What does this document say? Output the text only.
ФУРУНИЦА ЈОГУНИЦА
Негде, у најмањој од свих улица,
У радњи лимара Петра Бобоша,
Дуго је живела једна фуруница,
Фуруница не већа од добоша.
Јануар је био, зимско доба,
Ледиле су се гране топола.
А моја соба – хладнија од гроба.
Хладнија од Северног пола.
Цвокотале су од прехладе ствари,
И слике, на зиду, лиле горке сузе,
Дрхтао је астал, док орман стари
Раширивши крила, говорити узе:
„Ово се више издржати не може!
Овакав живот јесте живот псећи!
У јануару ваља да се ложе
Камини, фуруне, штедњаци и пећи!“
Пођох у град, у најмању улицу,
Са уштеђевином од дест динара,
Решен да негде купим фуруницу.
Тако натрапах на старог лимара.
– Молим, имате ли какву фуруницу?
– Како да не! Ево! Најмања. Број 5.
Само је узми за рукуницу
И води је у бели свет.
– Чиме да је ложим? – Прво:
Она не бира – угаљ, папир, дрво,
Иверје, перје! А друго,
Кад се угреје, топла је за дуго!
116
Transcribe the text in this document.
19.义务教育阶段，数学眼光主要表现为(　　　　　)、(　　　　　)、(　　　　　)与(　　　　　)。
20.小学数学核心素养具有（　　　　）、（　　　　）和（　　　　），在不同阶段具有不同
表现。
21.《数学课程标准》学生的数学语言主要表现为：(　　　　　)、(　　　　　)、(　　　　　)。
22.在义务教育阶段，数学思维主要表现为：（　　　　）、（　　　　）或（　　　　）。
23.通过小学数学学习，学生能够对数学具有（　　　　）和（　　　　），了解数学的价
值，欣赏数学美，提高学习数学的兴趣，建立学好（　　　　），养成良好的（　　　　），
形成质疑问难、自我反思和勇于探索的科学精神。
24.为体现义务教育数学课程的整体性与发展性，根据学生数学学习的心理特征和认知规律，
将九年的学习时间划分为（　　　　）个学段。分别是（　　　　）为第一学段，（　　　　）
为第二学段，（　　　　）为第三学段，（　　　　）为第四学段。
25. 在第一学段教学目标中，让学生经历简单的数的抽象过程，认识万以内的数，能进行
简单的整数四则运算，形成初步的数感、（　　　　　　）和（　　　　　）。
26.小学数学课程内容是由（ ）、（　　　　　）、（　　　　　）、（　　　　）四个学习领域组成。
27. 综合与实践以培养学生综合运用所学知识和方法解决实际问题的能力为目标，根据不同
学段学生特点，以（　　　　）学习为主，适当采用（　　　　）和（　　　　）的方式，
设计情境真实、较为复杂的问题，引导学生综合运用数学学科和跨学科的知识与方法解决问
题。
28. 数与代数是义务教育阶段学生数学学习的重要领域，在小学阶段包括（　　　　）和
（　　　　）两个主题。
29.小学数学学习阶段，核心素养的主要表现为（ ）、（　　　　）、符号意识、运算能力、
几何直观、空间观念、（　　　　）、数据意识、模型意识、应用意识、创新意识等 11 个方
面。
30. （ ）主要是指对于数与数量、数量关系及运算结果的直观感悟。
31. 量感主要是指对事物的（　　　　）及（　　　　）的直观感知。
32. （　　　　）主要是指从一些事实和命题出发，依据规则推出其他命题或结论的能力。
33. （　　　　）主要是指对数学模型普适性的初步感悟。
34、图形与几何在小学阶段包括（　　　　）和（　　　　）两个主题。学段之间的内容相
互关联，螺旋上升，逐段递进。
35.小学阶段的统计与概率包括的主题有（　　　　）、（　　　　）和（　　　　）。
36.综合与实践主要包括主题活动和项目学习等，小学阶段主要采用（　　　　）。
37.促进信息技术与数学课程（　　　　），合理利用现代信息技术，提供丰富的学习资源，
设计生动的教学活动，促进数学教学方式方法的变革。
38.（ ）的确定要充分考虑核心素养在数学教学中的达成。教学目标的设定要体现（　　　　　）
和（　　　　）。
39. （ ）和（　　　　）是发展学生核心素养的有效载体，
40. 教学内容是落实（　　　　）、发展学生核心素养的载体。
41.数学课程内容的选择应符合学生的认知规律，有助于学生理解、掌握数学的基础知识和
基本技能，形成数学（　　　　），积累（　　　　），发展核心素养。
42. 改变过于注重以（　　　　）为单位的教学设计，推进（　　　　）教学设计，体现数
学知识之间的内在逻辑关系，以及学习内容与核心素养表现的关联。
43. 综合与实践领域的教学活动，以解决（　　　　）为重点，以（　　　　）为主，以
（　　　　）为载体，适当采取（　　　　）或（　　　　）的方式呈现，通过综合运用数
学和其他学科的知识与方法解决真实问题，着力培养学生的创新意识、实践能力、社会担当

━━━━━━

| WHAT THE TASK ASKS |
Above are the records. Identify each line that contains the word "text".

| SOLUTION TO THIS TASK |
What does this document say? Output the text only.
Transcribe the text in this document.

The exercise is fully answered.